━━ Available data
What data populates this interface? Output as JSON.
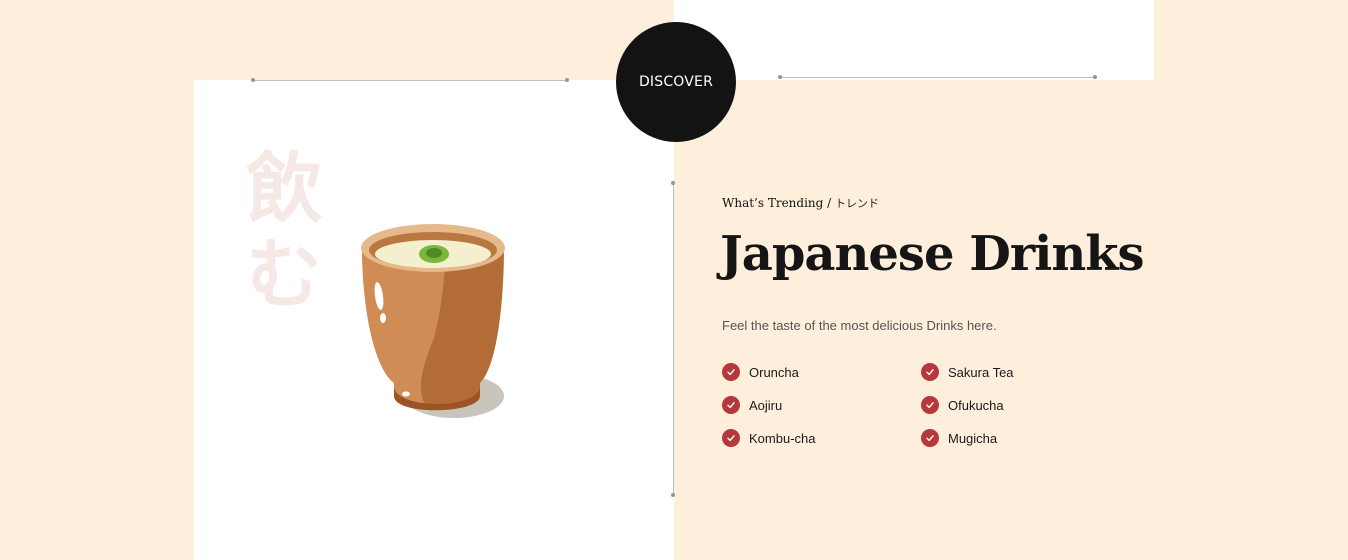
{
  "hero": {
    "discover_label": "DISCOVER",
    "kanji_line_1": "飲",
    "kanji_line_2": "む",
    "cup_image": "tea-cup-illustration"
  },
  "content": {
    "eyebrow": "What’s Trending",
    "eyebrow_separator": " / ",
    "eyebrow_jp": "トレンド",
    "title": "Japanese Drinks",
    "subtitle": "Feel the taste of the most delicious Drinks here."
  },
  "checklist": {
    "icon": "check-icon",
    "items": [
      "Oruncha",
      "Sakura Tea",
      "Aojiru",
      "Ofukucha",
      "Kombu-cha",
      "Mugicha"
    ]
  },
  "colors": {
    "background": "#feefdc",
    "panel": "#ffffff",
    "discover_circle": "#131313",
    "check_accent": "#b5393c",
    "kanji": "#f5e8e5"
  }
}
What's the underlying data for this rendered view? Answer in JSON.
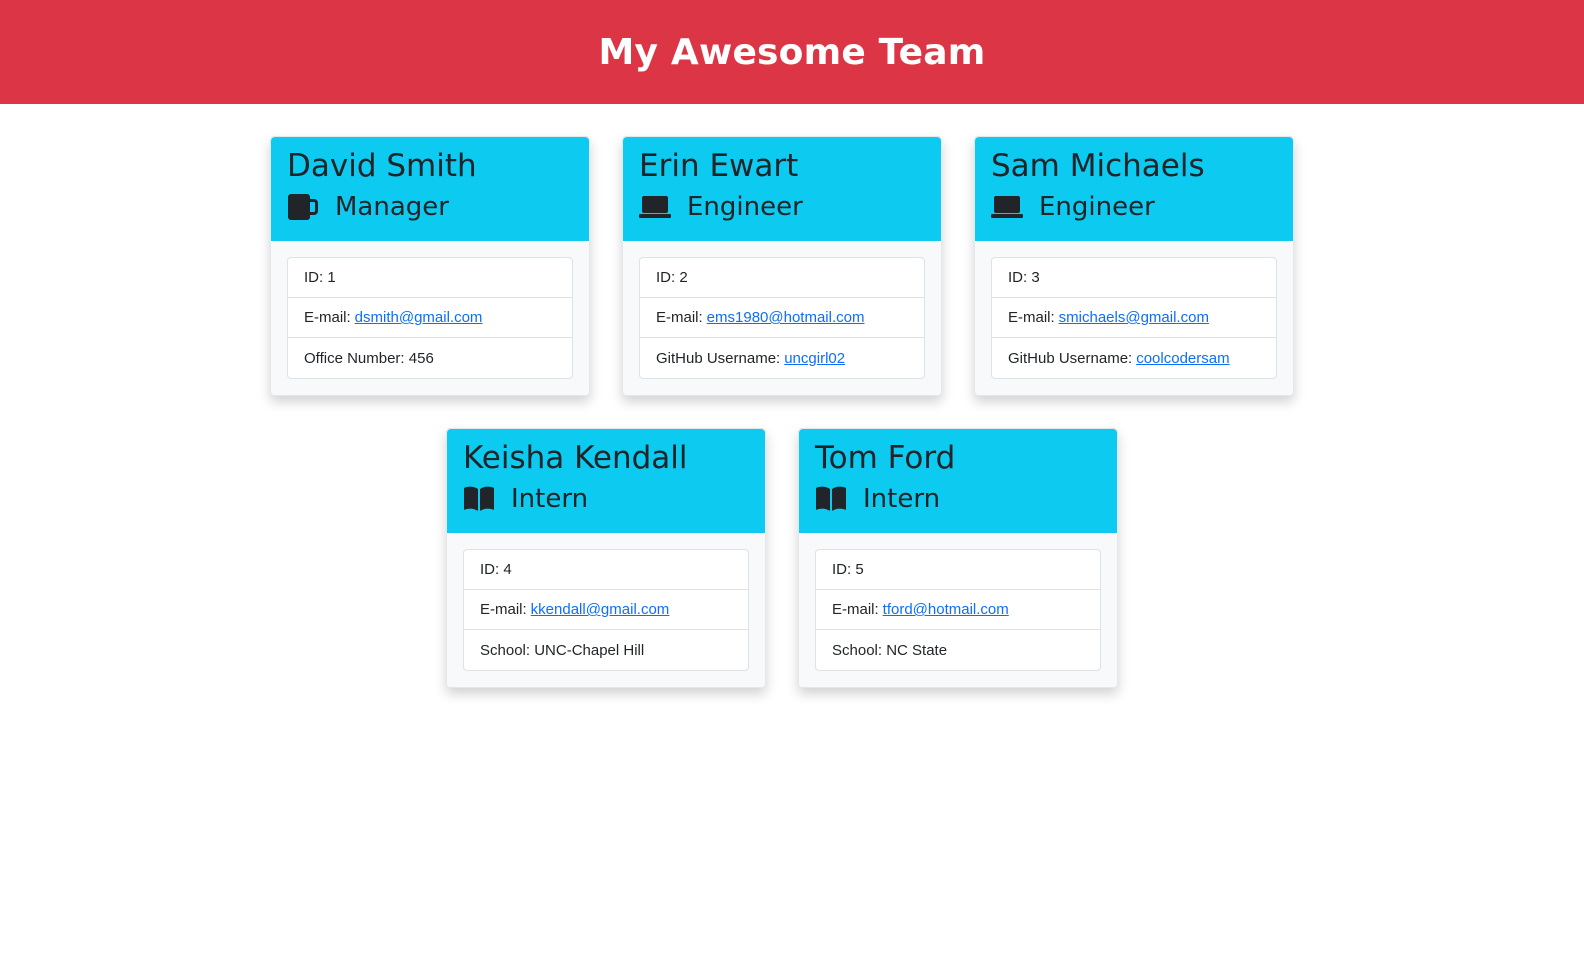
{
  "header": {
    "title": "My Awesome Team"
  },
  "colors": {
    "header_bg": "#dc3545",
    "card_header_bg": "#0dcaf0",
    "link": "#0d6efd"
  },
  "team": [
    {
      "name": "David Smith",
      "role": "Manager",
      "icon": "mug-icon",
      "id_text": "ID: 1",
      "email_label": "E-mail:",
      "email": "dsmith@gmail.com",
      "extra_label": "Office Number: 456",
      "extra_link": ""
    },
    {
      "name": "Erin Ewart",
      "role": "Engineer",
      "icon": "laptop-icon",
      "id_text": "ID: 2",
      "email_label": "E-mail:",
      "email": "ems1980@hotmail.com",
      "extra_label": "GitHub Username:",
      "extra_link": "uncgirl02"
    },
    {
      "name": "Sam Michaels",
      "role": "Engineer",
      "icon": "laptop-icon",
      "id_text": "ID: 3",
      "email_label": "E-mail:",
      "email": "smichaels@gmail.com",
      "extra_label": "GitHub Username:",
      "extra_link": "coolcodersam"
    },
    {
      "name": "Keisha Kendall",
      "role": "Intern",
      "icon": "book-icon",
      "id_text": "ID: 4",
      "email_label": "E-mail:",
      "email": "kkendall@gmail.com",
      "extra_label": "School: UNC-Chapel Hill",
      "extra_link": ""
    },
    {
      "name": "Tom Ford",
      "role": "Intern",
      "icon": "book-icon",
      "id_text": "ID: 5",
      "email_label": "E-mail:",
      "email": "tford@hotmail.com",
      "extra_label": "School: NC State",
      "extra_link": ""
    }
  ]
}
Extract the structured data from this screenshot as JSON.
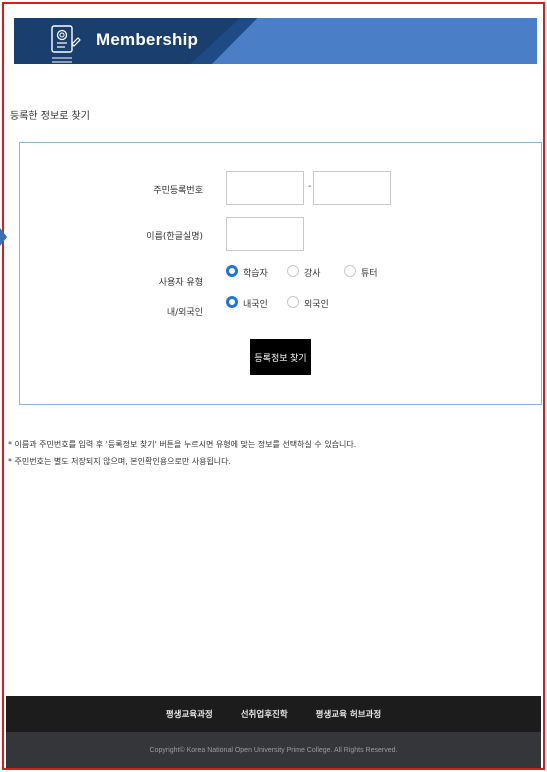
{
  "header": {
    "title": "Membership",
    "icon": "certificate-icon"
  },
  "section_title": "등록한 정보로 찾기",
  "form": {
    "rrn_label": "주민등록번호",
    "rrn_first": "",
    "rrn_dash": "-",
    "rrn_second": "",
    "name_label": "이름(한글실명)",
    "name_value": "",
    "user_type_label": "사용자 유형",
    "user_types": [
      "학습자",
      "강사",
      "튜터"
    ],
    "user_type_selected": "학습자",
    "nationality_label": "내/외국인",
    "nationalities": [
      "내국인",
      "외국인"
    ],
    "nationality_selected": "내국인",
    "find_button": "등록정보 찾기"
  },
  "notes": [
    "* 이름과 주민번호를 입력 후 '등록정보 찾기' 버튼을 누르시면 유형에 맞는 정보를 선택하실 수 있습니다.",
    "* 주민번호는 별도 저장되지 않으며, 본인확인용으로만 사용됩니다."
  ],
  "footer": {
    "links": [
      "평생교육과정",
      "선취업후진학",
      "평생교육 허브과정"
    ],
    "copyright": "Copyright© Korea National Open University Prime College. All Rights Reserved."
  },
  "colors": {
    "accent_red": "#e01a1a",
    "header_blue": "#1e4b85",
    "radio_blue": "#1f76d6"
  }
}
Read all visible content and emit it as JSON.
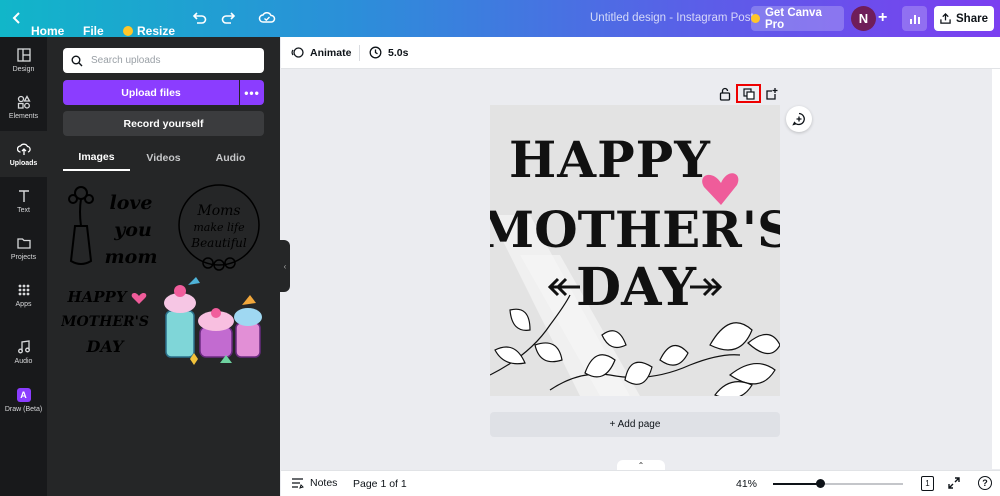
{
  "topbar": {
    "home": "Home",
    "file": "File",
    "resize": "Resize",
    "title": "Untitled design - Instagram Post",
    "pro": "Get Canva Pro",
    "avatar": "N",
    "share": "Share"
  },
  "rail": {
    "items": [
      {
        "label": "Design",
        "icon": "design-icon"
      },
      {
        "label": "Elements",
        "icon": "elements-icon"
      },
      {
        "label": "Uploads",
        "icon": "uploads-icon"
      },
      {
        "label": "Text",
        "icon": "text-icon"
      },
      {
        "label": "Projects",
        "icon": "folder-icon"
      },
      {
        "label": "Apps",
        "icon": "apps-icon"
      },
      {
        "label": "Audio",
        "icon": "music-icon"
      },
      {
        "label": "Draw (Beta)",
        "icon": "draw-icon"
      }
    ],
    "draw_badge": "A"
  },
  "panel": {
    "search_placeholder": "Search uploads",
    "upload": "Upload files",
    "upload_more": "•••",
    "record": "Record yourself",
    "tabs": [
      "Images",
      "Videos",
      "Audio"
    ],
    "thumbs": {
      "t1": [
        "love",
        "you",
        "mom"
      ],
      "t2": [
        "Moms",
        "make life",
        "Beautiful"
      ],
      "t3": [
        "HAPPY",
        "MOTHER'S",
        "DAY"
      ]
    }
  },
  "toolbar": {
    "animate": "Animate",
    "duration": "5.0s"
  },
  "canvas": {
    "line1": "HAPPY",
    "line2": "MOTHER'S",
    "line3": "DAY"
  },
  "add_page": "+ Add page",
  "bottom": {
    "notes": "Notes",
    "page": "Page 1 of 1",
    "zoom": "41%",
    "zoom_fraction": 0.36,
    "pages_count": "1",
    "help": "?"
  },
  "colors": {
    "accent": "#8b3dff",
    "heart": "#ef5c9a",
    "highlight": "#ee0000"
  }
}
━━━━
# What the exercise asks
Reproduce all entries exactly. Pictures do not belong in the copy.

# Answer to the problem
What data populates this interface? Output as JSON.
{
  "hero": {
    "discover_label": "DISCOVER",
    "kanji_line_1": "飲",
    "kanji_line_2": "む",
    "cup_image": "tea-cup-illustration"
  },
  "content": {
    "eyebrow": "What’s Trending",
    "eyebrow_separator": " / ",
    "eyebrow_jp": "トレンド",
    "title": "Japanese Drinks",
    "subtitle": "Feel the taste of the most delicious Drinks here."
  },
  "checklist": {
    "icon": "check-icon",
    "items": [
      "Oruncha",
      "Sakura Tea",
      "Aojiru",
      "Ofukucha",
      "Kombu-cha",
      "Mugicha"
    ]
  },
  "colors": {
    "background": "#feefdc",
    "panel": "#ffffff",
    "discover_circle": "#131313",
    "check_accent": "#b5393c",
    "kanji": "#f5e8e5"
  }
}
What's the underlying data for this rendered view? Answer in JSON.
{
  "header": {
    "title": "My Awesome Team"
  },
  "colors": {
    "header_bg": "#dc3545",
    "card_header_bg": "#0dcaf0",
    "link": "#0d6efd"
  },
  "team": [
    {
      "name": "David Smith",
      "role": "Manager",
      "icon": "mug-icon",
      "id_text": "ID: 1",
      "email_label": "E-mail:",
      "email": "dsmith@gmail.com",
      "extra_label": "Office Number: 456",
      "extra_link": ""
    },
    {
      "name": "Erin Ewart",
      "role": "Engineer",
      "icon": "laptop-icon",
      "id_text": "ID: 2",
      "email_label": "E-mail:",
      "email": "ems1980@hotmail.com",
      "extra_label": "GitHub Username:",
      "extra_link": "uncgirl02"
    },
    {
      "name": "Sam Michaels",
      "role": "Engineer",
      "icon": "laptop-icon",
      "id_text": "ID: 3",
      "email_label": "E-mail:",
      "email": "smichaels@gmail.com",
      "extra_label": "GitHub Username:",
      "extra_link": "coolcodersam"
    },
    {
      "name": "Keisha Kendall",
      "role": "Intern",
      "icon": "book-icon",
      "id_text": "ID: 4",
      "email_label": "E-mail:",
      "email": "kkendall@gmail.com",
      "extra_label": "School: UNC-Chapel Hill",
      "extra_link": ""
    },
    {
      "name": "Tom Ford",
      "role": "Intern",
      "icon": "book-icon",
      "id_text": "ID: 5",
      "email_label": "E-mail:",
      "email": "tford@hotmail.com",
      "extra_label": "School: NC State",
      "extra_link": ""
    }
  ]
}
Extract the structured data from this screenshot as JSON.
{
  "header": {
    "title": "Membership",
    "icon": "certificate-icon"
  },
  "section_title": "등록한 정보로 찾기",
  "form": {
    "rrn_label": "주민등록번호",
    "rrn_first": "",
    "rrn_dash": "-",
    "rrn_second": "",
    "name_label": "이름(한글실명)",
    "name_value": "",
    "user_type_label": "사용자 유형",
    "user_types": [
      "학습자",
      "강사",
      "튜터"
    ],
    "user_type_selected": "학습자",
    "nationality_label": "내/외국인",
    "nationalities": [
      "내국인",
      "외국인"
    ],
    "nationality_selected": "내국인",
    "find_button": "등록정보 찾기"
  },
  "notes": [
    "* 이름과 주민번호를 입력 후 '등록정보 찾기' 버튼을 누르시면 유형에 맞는 정보를 선택하실 수 있습니다.",
    "* 주민번호는 별도 저장되지 않으며, 본인확인용으로만 사용됩니다."
  ],
  "footer": {
    "links": [
      "평생교육과정",
      "선취업후진학",
      "평생교육 허브과정"
    ],
    "copyright": "Copyright© Korea National Open University Prime College. All Rights Reserved."
  },
  "colors": {
    "accent_red": "#e01a1a",
    "header_blue": "#1e4b85",
    "radio_blue": "#1f76d6"
  }
}
Read all visible content and emit it as JSON.
{
  "topbar": {
    "home": "Home",
    "file": "File",
    "resize": "Resize",
    "title": "Untitled design - Instagram Post",
    "pro": "Get Canva Pro",
    "avatar": "N",
    "share": "Share"
  },
  "rail": {
    "items": [
      {
        "label": "Design",
        "icon": "design-icon"
      },
      {
        "label": "Elements",
        "icon": "elements-icon"
      },
      {
        "label": "Uploads",
        "icon": "uploads-icon"
      },
      {
        "label": "Text",
        "icon": "text-icon"
      },
      {
        "label": "Projects",
        "icon": "folder-icon"
      },
      {
        "label": "Apps",
        "icon": "apps-icon"
      },
      {
        "label": "Audio",
        "icon": "music-icon"
      },
      {
        "label": "Draw (Beta)",
        "icon": "draw-icon"
      }
    ],
    "draw_badge": "A"
  },
  "panel": {
    "search_placeholder": "Search uploads",
    "upload": "Upload files",
    "upload_more": "•••",
    "record": "Record yourself",
    "tabs": [
      "Images",
      "Videos",
      "Audio"
    ],
    "thumbs": {
      "t1": [
        "love",
        "you",
        "mom"
      ],
      "t2": [
        "Moms",
        "make life",
        "Beautiful"
      ],
      "t3": [
        "HAPPY",
        "MOTHER'S",
        "DAY"
      ]
    }
  },
  "toolbar": {
    "animate": "Animate",
    "duration": "5.0s"
  },
  "canvas": {
    "line1": "HAPPY",
    "line2": "MOTHER'S",
    "line3": "DAY"
  },
  "add_page": "+ Add page",
  "bottom": {
    "notes": "Notes",
    "page": "Page 1 of 1",
    "zoom": "41%",
    "zoom_fraction": 0.36,
    "pages_count": "1",
    "help": "?"
  },
  "colors": {
    "accent": "#8b3dff",
    "heart": "#ef5c9a",
    "highlight": "#ee0000"
  }
}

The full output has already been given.